= DATA SHOWN =
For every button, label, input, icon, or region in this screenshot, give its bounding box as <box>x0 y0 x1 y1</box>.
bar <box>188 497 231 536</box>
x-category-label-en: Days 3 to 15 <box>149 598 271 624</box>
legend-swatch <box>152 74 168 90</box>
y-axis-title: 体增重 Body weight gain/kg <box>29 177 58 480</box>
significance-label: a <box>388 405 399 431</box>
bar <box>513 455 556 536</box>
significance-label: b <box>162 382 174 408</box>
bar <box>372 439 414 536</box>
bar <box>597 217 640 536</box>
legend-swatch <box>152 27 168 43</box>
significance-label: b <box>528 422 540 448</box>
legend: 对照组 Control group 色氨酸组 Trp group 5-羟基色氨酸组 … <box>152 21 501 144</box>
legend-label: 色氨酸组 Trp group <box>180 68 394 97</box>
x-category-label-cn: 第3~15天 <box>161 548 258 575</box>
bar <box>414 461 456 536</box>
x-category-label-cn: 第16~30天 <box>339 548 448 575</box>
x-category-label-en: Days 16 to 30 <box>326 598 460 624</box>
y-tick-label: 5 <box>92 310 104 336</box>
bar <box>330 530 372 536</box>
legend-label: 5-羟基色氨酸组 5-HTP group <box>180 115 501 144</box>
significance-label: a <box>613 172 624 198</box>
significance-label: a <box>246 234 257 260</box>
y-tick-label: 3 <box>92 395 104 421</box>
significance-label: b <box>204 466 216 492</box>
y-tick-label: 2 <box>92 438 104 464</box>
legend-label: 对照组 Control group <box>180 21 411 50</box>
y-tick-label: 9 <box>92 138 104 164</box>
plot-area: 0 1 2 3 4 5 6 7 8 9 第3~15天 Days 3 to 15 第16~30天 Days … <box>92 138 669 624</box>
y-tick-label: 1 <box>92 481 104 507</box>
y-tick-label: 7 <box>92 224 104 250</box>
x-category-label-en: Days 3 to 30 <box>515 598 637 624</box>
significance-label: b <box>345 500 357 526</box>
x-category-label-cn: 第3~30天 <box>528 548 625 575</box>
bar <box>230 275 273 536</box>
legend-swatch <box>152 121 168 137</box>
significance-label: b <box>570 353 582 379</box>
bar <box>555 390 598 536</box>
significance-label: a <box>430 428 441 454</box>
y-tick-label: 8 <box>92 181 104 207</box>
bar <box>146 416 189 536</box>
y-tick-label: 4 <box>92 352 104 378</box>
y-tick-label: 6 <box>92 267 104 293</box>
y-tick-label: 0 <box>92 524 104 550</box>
* * *
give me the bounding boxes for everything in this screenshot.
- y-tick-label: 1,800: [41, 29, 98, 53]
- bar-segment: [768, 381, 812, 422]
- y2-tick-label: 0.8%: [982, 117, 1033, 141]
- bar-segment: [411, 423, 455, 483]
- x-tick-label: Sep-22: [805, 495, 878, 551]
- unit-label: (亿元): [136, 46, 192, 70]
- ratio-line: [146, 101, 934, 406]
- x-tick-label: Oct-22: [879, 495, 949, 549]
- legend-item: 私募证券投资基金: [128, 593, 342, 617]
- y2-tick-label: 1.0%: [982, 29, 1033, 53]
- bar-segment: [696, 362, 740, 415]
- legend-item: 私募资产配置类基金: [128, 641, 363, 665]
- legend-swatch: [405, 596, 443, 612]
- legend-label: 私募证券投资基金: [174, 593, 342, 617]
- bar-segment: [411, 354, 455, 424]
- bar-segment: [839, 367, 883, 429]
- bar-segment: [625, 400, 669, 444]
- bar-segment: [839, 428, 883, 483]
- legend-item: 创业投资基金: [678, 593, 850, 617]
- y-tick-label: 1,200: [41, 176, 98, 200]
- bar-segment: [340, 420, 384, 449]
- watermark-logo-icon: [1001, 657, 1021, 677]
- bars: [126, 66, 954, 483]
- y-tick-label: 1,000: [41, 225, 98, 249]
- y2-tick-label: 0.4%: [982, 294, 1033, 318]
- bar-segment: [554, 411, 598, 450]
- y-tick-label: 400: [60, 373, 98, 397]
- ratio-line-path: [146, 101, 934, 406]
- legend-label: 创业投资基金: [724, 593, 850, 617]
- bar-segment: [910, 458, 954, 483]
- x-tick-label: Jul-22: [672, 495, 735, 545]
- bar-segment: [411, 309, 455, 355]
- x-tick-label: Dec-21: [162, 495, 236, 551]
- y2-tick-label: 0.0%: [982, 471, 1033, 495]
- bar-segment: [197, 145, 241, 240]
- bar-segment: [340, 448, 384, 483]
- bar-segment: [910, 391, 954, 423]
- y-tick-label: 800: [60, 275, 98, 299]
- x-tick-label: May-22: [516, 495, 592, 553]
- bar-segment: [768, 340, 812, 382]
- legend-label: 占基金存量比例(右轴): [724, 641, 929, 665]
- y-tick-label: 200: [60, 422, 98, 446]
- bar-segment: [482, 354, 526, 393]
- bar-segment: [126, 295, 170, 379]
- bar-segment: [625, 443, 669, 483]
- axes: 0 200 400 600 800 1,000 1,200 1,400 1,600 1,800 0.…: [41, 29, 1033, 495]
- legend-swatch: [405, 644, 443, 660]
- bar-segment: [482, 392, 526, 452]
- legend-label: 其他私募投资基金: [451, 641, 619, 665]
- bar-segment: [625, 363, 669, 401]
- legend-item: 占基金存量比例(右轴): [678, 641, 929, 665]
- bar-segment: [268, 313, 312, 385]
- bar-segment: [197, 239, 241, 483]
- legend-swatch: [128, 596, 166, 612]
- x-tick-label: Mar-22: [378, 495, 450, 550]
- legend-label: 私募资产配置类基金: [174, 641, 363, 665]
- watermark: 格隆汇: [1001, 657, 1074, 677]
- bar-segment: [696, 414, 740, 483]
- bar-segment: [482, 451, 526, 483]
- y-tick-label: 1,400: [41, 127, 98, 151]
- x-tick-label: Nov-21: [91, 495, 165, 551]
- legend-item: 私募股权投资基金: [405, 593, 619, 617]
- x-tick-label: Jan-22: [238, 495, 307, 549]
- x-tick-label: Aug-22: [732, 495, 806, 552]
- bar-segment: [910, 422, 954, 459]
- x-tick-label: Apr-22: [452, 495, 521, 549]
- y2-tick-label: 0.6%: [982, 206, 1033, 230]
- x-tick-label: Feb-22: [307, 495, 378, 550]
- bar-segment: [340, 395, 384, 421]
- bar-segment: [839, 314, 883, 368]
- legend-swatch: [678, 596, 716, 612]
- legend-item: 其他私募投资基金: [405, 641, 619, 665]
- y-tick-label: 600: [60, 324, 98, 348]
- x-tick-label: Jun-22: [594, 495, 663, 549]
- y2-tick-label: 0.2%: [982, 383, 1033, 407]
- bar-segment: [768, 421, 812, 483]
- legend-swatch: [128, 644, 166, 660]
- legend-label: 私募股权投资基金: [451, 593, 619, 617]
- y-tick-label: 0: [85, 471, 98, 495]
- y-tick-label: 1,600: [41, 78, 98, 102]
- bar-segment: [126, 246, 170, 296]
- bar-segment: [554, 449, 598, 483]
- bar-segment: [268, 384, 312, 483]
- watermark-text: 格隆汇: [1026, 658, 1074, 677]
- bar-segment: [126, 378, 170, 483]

= WHAT YOU WILL DO =
Quote the stretch of data from the line containing "give me the" through the line containing "- bar-segment: [411, 354, 455, 424]", reproducing each line as it appears.

= TASK RESULT =
give me the bounding boxes for everything in this screenshot.
- y-tick-label: 1,800: [41, 29, 98, 53]
- bar-segment: [768, 381, 812, 422]
- y2-tick-label: 0.8%: [982, 117, 1033, 141]
- bar-segment: [411, 423, 455, 483]
- x-tick-label: Sep-22: [805, 495, 878, 551]
- unit-label: (亿元): [136, 46, 192, 70]
- ratio-line: [146, 101, 934, 406]
- x-tick-label: Oct-22: [879, 495, 949, 549]
- legend-item: 私募证券投资基金: [128, 593, 342, 617]
- y2-tick-label: 1.0%: [982, 29, 1033, 53]
- bar-segment: [696, 362, 740, 415]
- legend-item: 私募资产配置类基金: [128, 641, 363, 665]
- legend-swatch: [405, 596, 443, 612]
- legend-label: 私募证券投资基金: [174, 593, 342, 617]
- bar-segment: [411, 354, 455, 424]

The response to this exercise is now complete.